**PROBLEM TO SOLVE**
Pick out every line with the word "mean" and copy it.

**DATASET EXCERPTS**
※ ※ ※
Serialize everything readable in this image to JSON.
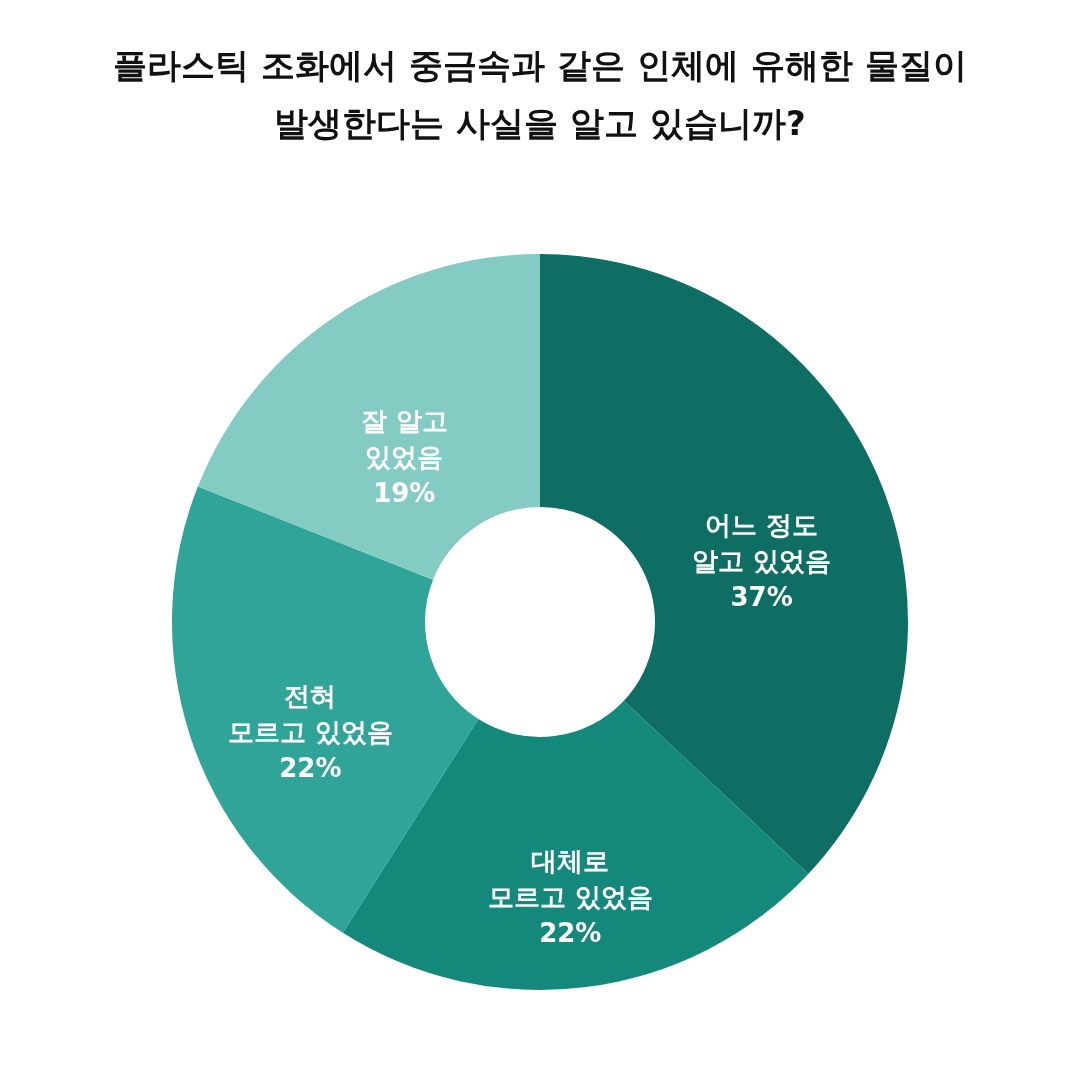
{
  "chart_data": {
    "type": "donut",
    "title": "플라스틱 조화에서 중금속과 같은 인체에 유해한 물질이\n발생한다는 사실을 알고 있습니까?",
    "categories": [
      "어느 정도\n알고 있었음",
      "대체로\n모르고 있었음",
      "전혀\n모르고 있었음",
      "잘 알고\n있었음"
    ],
    "values": [
      37,
      22,
      22,
      19
    ],
    "colors": [
      "#0f6e63",
      "#14897b",
      "#30a498",
      "#84cbc3"
    ],
    "value_labels": [
      "37%",
      "22%",
      "22%",
      "19%"
    ],
    "legend": false
  }
}
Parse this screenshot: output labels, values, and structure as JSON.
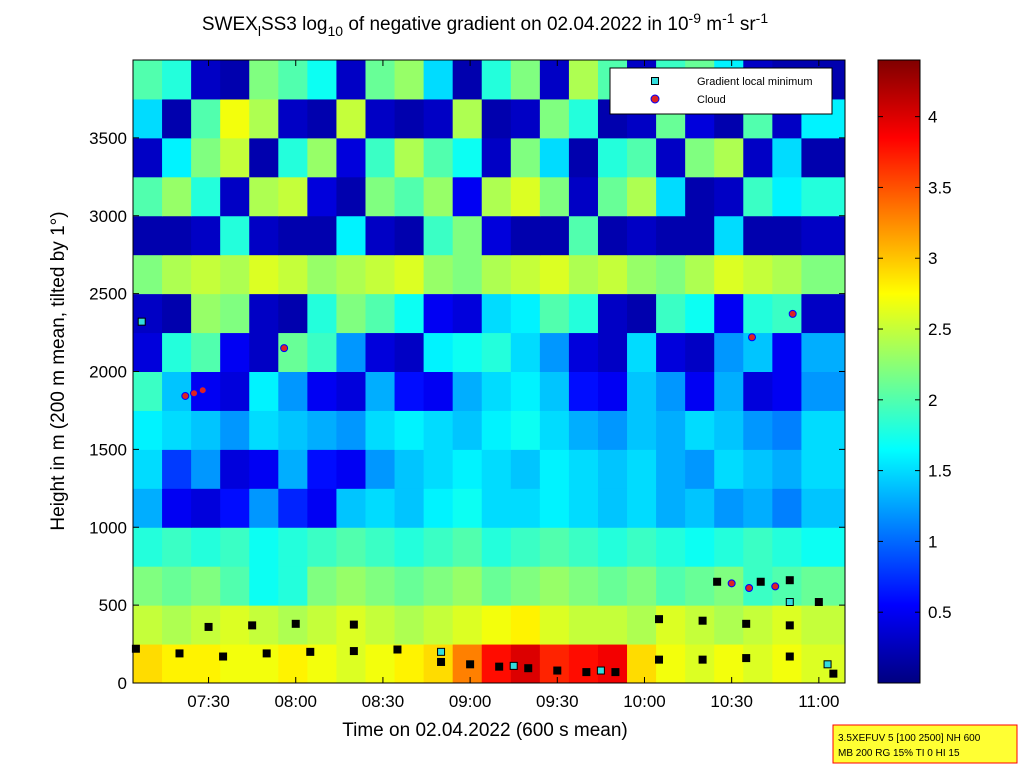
{
  "chart_data": {
    "type": "heatmap",
    "title": [
      "SWEX",
      "l",
      "SS3 log",
      "10",
      " of negative gradient on 02.04.2022 in 10",
      "-9",
      " m",
      "-1",
      " sr",
      "-1"
    ],
    "x_label": "Time on 02.04.2022 (600 s mean)",
    "y_label": "Height in m (200 m mean, tilted by 1°)",
    "xlim": [
      424,
      669
    ],
    "xticks": [
      {
        "value": 450,
        "label": "07:30"
      },
      {
        "value": 480,
        "label": "08:00"
      },
      {
        "value": 510,
        "label": "08:30"
      },
      {
        "value": 540,
        "label": "09:00"
      },
      {
        "value": 570,
        "label": "09:30"
      },
      {
        "value": 600,
        "label": "10:00"
      },
      {
        "value": 630,
        "label": "10:30"
      },
      {
        "value": 660,
        "label": "11:00"
      }
    ],
    "ylim": [
      0,
      4000
    ],
    "yticks": [
      0,
      500,
      1000,
      1500,
      2000,
      2500,
      3000,
      3500
    ],
    "clim": [
      0,
      4.4
    ],
    "cticks": [
      0.5,
      1,
      1.5,
      2,
      2.5,
      3,
      3.5,
      4
    ],
    "colormap": "jet",
    "x": [
      429,
      439,
      449,
      459,
      469,
      479,
      489,
      499,
      509,
      519,
      529,
      539,
      549,
      559,
      569,
      579,
      589,
      599,
      609,
      619,
      629,
      639,
      649,
      659
    ],
    "y": [
      125,
      375,
      625,
      875,
      1125,
      1375,
      1625,
      1875,
      2125,
      2375,
      2625,
      2875,
      3125,
      3375,
      3625,
      3875
    ],
    "z": [
      [
        2.9,
        2.8,
        2.8,
        2.7,
        2.7,
        2.8,
        2.7,
        2.6,
        2.7,
        2.8,
        2.9,
        3.3,
        3.8,
        4.0,
        3.7,
        3.8,
        3.9,
        2.9,
        2.7,
        2.6,
        2.7,
        2.6,
        2.7,
        2.6
      ],
      [
        2.5,
        2.4,
        2.5,
        2.6,
        2.5,
        2.4,
        2.5,
        2.6,
        2.5,
        2.4,
        2.5,
        2.6,
        2.7,
        2.8,
        2.6,
        2.5,
        2.5,
        2.4,
        2.6,
        2.5,
        2.4,
        2.5,
        2.6,
        2.5
      ],
      [
        2.2,
        2.1,
        2.2,
        2.0,
        1.7,
        1.8,
        2.2,
        2.3,
        2.2,
        2.1,
        2.2,
        2.3,
        2.1,
        2.2,
        2.3,
        2.2,
        2.1,
        2.2,
        2.0,
        2.1,
        2.2,
        1.9,
        2.0,
        2.1
      ],
      [
        1.8,
        1.9,
        1.8,
        1.9,
        1.7,
        1.8,
        1.9,
        2.0,
        1.9,
        1.8,
        1.9,
        2.0,
        1.8,
        1.9,
        2.0,
        1.9,
        1.8,
        1.9,
        1.8,
        1.7,
        1.8,
        1.9,
        1.8,
        1.7
      ],
      [
        1.3,
        0.5,
        0.4,
        0.6,
        1.2,
        0.7,
        0.5,
        1.4,
        1.5,
        1.4,
        1.6,
        1.7,
        1.5,
        1.5,
        1.6,
        1.5,
        1.4,
        1.5,
        1.3,
        1.4,
        1.2,
        1.3,
        1.1,
        1.4
      ],
      [
        1.5,
        0.8,
        1.2,
        0.4,
        0.5,
        1.3,
        0.6,
        0.5,
        1.2,
        1.4,
        1.5,
        1.6,
        1.5,
        1.4,
        1.6,
        1.5,
        1.4,
        1.5,
        1.3,
        1.2,
        1.5,
        1.4,
        1.3,
        1.5
      ],
      [
        1.6,
        1.5,
        1.4,
        1.2,
        1.5,
        1.4,
        1.3,
        1.2,
        1.5,
        1.6,
        1.5,
        1.4,
        1.6,
        1.7,
        1.5,
        1.3,
        1.2,
        1.4,
        1.3,
        1.5,
        1.4,
        1.2,
        1.1,
        1.5
      ],
      [
        1.9,
        1.4,
        0.5,
        0.4,
        1.6,
        1.2,
        0.5,
        0.4,
        1.3,
        0.6,
        0.5,
        1.3,
        1.5,
        1.6,
        1.4,
        0.6,
        0.5,
        1.4,
        1.2,
        0.5,
        1.3,
        0.4,
        0.5,
        1.2
      ],
      [
        0.4,
        1.8,
        2.0,
        0.5,
        0.3,
        2.1,
        1.9,
        1.2,
        0.4,
        0.3,
        1.6,
        1.7,
        1.8,
        1.5,
        1.2,
        0.4,
        0.3,
        1.5,
        0.4,
        0.3,
        1.2,
        1.4,
        0.5,
        1.3
      ],
      [
        0.3,
        0.2,
        2.3,
        2.2,
        0.3,
        0.2,
        1.8,
        2.2,
        2.0,
        1.7,
        0.5,
        0.4,
        1.5,
        1.6,
        2.0,
        1.8,
        0.3,
        0.2,
        1.9,
        1.7,
        0.5,
        1.8,
        1.9,
        0.3
      ],
      [
        2.2,
        2.4,
        2.5,
        2.4,
        2.6,
        2.5,
        2.3,
        2.4,
        2.5,
        2.6,
        2.3,
        2.2,
        2.4,
        2.5,
        2.6,
        2.4,
        2.5,
        2.3,
        2.2,
        2.4,
        2.6,
        2.5,
        2.4,
        2.2
      ],
      [
        0.2,
        0.2,
        0.3,
        1.8,
        0.3,
        0.2,
        0.2,
        1.6,
        0.3,
        0.2,
        1.9,
        2.2,
        0.4,
        0.2,
        0.2,
        2.0,
        0.2,
        0.3,
        0.2,
        0.2,
        1.5,
        0.2,
        0.2,
        0.3
      ],
      [
        2.0,
        2.3,
        1.8,
        0.3,
        2.4,
        2.5,
        0.4,
        0.2,
        2.2,
        2.0,
        2.3,
        0.5,
        2.4,
        2.6,
        2.2,
        0.3,
        2.1,
        2.4,
        1.5,
        0.2,
        0.3,
        1.9,
        1.6,
        1.8
      ],
      [
        0.3,
        1.6,
        2.2,
        2.5,
        0.2,
        1.8,
        2.3,
        0.4,
        1.9,
        2.4,
        2.0,
        1.7,
        0.3,
        2.2,
        1.5,
        0.2,
        1.8,
        2.0,
        0.3,
        2.2,
        2.4,
        0.3,
        1.5,
        0.2
      ],
      [
        1.5,
        0.2,
        2.0,
        2.7,
        2.4,
        0.3,
        0.2,
        2.5,
        0.3,
        0.2,
        0.3,
        2.4,
        0.2,
        0.3,
        2.2,
        1.8,
        0.2,
        0.3,
        2.1,
        0.4,
        0.2,
        2.0,
        0.3,
        1.6
      ],
      [
        2.0,
        1.8,
        0.3,
        0.2,
        2.2,
        2.0,
        1.7,
        0.3,
        2.1,
        2.3,
        1.5,
        0.2,
        1.8,
        2.2,
        0.3,
        2.4,
        2.0,
        0.3,
        1.9,
        2.1,
        1.6,
        0.3,
        0.2,
        0.2
      ]
    ],
    "series": [
      {
        "color": "#000000",
        "marker": "square",
        "x": [
          425,
          440,
          455,
          470,
          485,
          500,
          515,
          530,
          540,
          550,
          560,
          570,
          580,
          590,
          605,
          620,
          635,
          650,
          665,
          450,
          465,
          480,
          500,
          605,
          620,
          635,
          650,
          660,
          625,
          640,
          650
        ],
        "y": [
          220,
          190,
          170,
          190,
          200,
          205,
          215,
          135,
          120,
          105,
          95,
          80,
          70,
          70,
          150,
          150,
          160,
          170,
          60,
          360,
          370,
          380,
          375,
          410,
          400,
          380,
          370,
          520,
          650,
          650,
          660
        ]
      },
      {
        "name": "Gradient local minimum",
        "color": "#33dddd",
        "marker": "square",
        "x": [
          427,
          530,
          555,
          585,
          663,
          650
        ],
        "y": [
          2320,
          200,
          110,
          80,
          120,
          520
        ]
      },
      {
        "name": "Cloud",
        "color": "#dd2222",
        "marker": "circle",
        "x": [
          442,
          445,
          448,
          476,
          637,
          651,
          630,
          636,
          645
        ],
        "y": [
          1843,
          1860,
          1880,
          2150,
          2220,
          2370,
          640,
          610,
          620
        ]
      }
    ],
    "annotation": [
      "3.5XEFUV 5 [100 2500] NH 600",
      "MB 200 RG 15% TI 0 HI 15"
    ]
  }
}
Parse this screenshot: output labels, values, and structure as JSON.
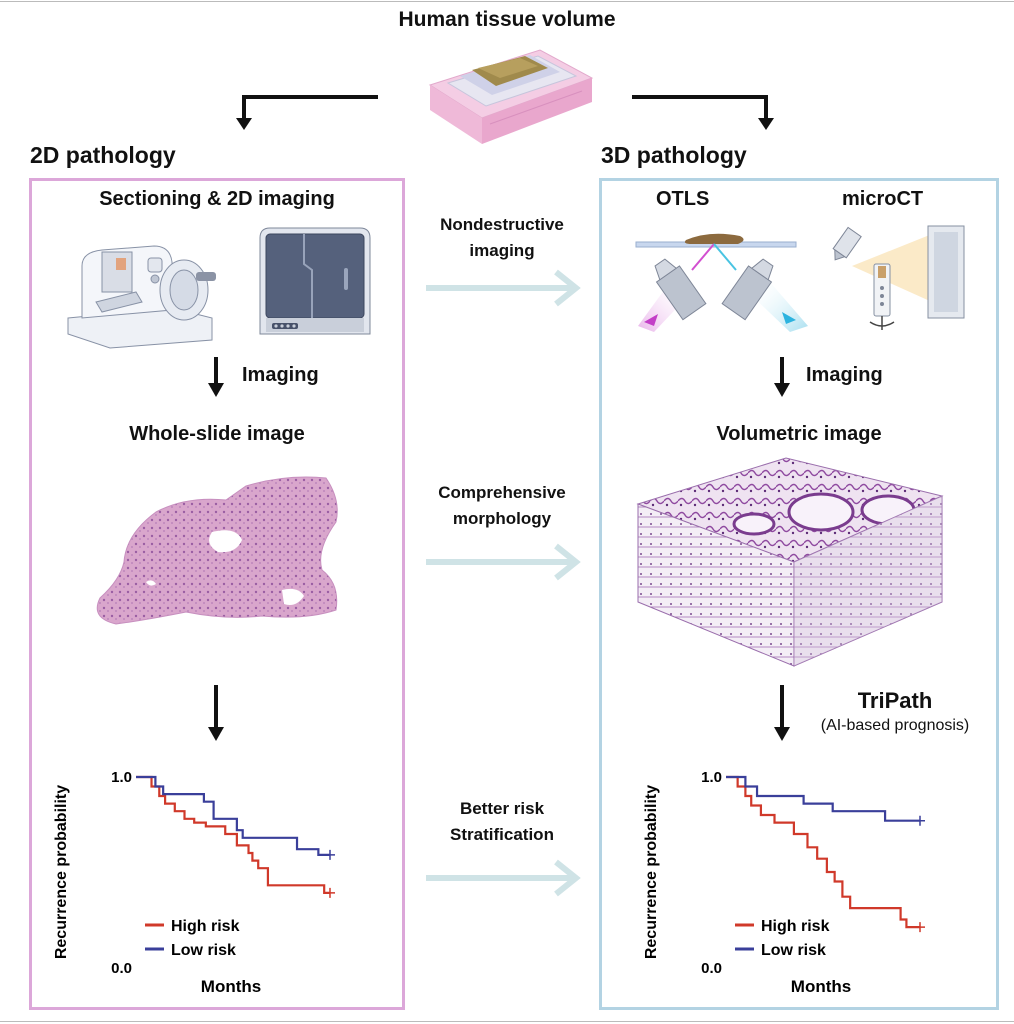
{
  "header": {
    "title": "Human tissue volume"
  },
  "left": {
    "heading": "2D pathology",
    "section_title": "Sectioning & 2D imaging",
    "imaging_label": "Imaging",
    "image_title": "Whole-slide image"
  },
  "right": {
    "heading": "3D pathology",
    "otls_label": "OTLS",
    "microct_label": "microCT",
    "imaging_label": "Imaging",
    "image_title": "Volumetric image",
    "tripath_label": "TriPath",
    "tripath_sub": "(AI-based prognosis)"
  },
  "middle": {
    "arrow1_line1": "Nondestructive",
    "arrow1_line2": "imaging",
    "arrow2_line1": "Comprehensive",
    "arrow2_line2": "morphology",
    "arrow3_line1": "Better risk",
    "arrow3_line2": "Stratification"
  },
  "colors": {
    "panel_2d_border": "#dca7d9",
    "panel_3d_border": "#b3d3e3",
    "high_risk": "#d0392a",
    "low_risk": "#3a3f9a",
    "mid_arrow": "#cfe3e6"
  },
  "chart_data": [
    {
      "type": "line",
      "title": "",
      "xlabel": "Months",
      "ylabel": "Recurrence probability",
      "ylim": [
        0.0,
        1.0
      ],
      "yticks": [
        "1.0",
        "0.0"
      ],
      "legend_placement": "bottom-left",
      "series": [
        {
          "name": "High risk",
          "x": [
            0,
            0.08,
            0.12,
            0.15,
            0.2,
            0.25,
            0.3,
            0.36,
            0.46,
            0.52,
            0.58,
            0.6,
            0.63,
            0.68,
            0.97,
            1.0
          ],
          "y": [
            1.0,
            0.95,
            0.9,
            0.86,
            0.82,
            0.78,
            0.76,
            0.74,
            0.7,
            0.64,
            0.6,
            0.56,
            0.52,
            0.43,
            0.39,
            0.39
          ]
        },
        {
          "name": "Low risk",
          "x": [
            0,
            0.1,
            0.14,
            0.35,
            0.4,
            0.52,
            0.55,
            0.83,
            0.94,
            1.0
          ],
          "y": [
            1.0,
            0.95,
            0.91,
            0.87,
            0.78,
            0.72,
            0.68,
            0.62,
            0.59,
            0.59
          ]
        }
      ]
    },
    {
      "type": "line",
      "title": "",
      "xlabel": "Months",
      "ylabel": "Recurrence probability",
      "ylim": [
        0.0,
        1.0
      ],
      "yticks": [
        "1.0",
        "0.0"
      ],
      "legend_placement": "bottom-left",
      "series": [
        {
          "name": "High risk",
          "x": [
            0,
            0.06,
            0.1,
            0.13,
            0.18,
            0.25,
            0.35,
            0.42,
            0.47,
            0.52,
            0.56,
            0.6,
            0.64,
            0.7,
            0.9,
            0.93,
            1.0
          ],
          "y": [
            1.0,
            0.95,
            0.9,
            0.85,
            0.8,
            0.76,
            0.7,
            0.63,
            0.57,
            0.5,
            0.45,
            0.37,
            0.31,
            0.31,
            0.25,
            0.21,
            0.21
          ]
        },
        {
          "name": "Low risk",
          "x": [
            0,
            0.1,
            0.16,
            0.4,
            0.55,
            0.82,
            1.0
          ],
          "y": [
            1.0,
            0.95,
            0.9,
            0.86,
            0.82,
            0.77,
            0.77
          ]
        }
      ]
    }
  ]
}
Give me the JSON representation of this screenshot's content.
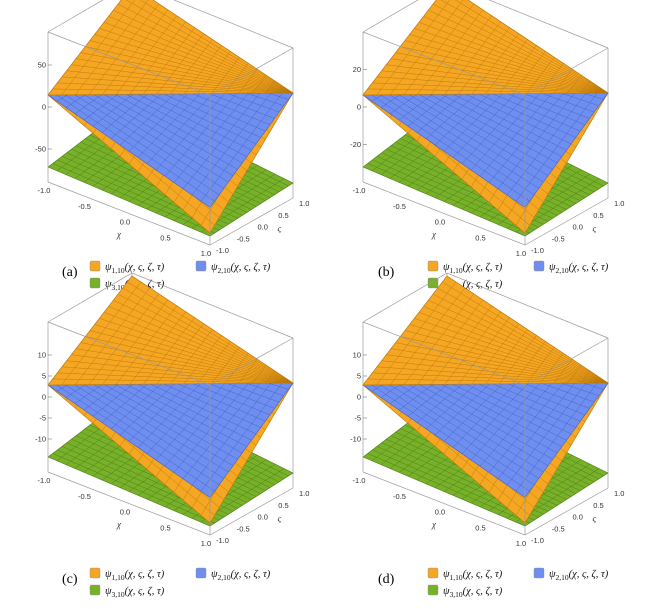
{
  "chart_data": [
    {
      "type": "surface3d",
      "panel_label": "(a)",
      "xlabel": "χ",
      "ylabel": "ς",
      "x_ticks": [
        "-1.0",
        "-0.5",
        "0.0",
        "0.5",
        "1.0"
      ],
      "y_ticks": [
        "-1.0",
        "-0.5",
        "0.0",
        "0.5",
        "1.0"
      ],
      "z_ticks": [
        "50",
        "0",
        "-50"
      ],
      "legend": [
        {
          "name": "ψ",
          "sub": "1,10",
          "args": "(χ, ς, ζ, τ)",
          "color": "#f5a623"
        },
        {
          "name": "ψ",
          "sub": "2,10",
          "args": "(χ, ς, ζ, τ)",
          "color": "#6f8ff0"
        },
        {
          "name": "ψ",
          "sub": "3,10",
          "args": "(χ, ς, ζ, τ)",
          "color": "#77b12a"
        }
      ]
    },
    {
      "type": "surface3d",
      "panel_label": "(b)",
      "xlabel": "χ",
      "ylabel": "ς",
      "x_ticks": [
        "-1.0",
        "-0.5",
        "0.0",
        "0.5",
        "1.0"
      ],
      "y_ticks": [
        "-1.0",
        "-0.5",
        "0.0",
        "0.5",
        "1.0"
      ],
      "z_ticks": [
        "20",
        "0",
        "-20"
      ],
      "legend": [
        {
          "name": "ψ",
          "sub": "1,10",
          "args": "(χ, ς, ζ, τ)",
          "color": "#f5a623"
        },
        {
          "name": "ψ",
          "sub": "2,10",
          "args": "(χ, ς, ζ, τ)",
          "color": "#6f8ff0"
        },
        {
          "name": "ψ",
          "sub": "3,10",
          "args": "(χ, ς, ζ, τ)",
          "color": "#77b12a"
        }
      ]
    },
    {
      "type": "surface3d",
      "panel_label": "(c)",
      "xlabel": "χ",
      "ylabel": "ς",
      "x_ticks": [
        "-1.0",
        "-0.5",
        "0.0",
        "0.5",
        "1.0"
      ],
      "y_ticks": [
        "-1.0",
        "-0.5",
        "0.0",
        "0.5",
        "1.0"
      ],
      "z_ticks": [
        "10",
        "5",
        "0",
        "-5",
        "-10"
      ],
      "legend": [
        {
          "name": "ψ",
          "sub": "1,10",
          "args": "(χ, ς, ζ, τ)",
          "color": "#f5a623"
        },
        {
          "name": "ψ",
          "sub": "2,10",
          "args": "(χ, ς, ζ, τ)",
          "color": "#6f8ff0"
        },
        {
          "name": "ψ",
          "sub": "3,10",
          "args": "(χ, ς, ζ, τ)",
          "color": "#77b12a"
        }
      ]
    },
    {
      "type": "surface3d",
      "panel_label": "(d)",
      "xlabel": "χ",
      "ylabel": "ς",
      "x_ticks": [
        "-1.0",
        "-0.5",
        "0.0",
        "0.5",
        "1.0"
      ],
      "y_ticks": [
        "-1.0",
        "-0.5",
        "0.0",
        "0.5",
        "1.0"
      ],
      "z_ticks": [
        "10",
        "5",
        "0",
        "-5",
        "-10"
      ],
      "legend": [
        {
          "name": "ψ",
          "sub": "1,10",
          "args": "(χ, ς, ζ, τ)",
          "color": "#f5a623"
        },
        {
          "name": "ψ",
          "sub": "2,10",
          "args": "(χ, ς, ζ, τ)",
          "color": "#6f8ff0"
        },
        {
          "name": "ψ",
          "sub": "3,10",
          "args": "(χ, ς, ζ, τ)",
          "color": "#77b12a"
        }
      ]
    }
  ]
}
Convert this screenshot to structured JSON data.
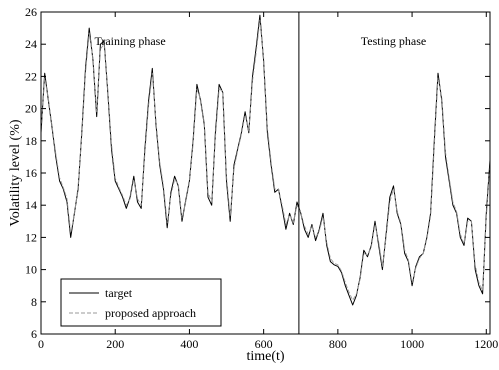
※ ※ ※
**CORRECT ANSWER**
    "x_label": "Time on 02.04.2022 (600 s mean)",
    "y_label": "Height in m (200 m mean, tilted by 1°)",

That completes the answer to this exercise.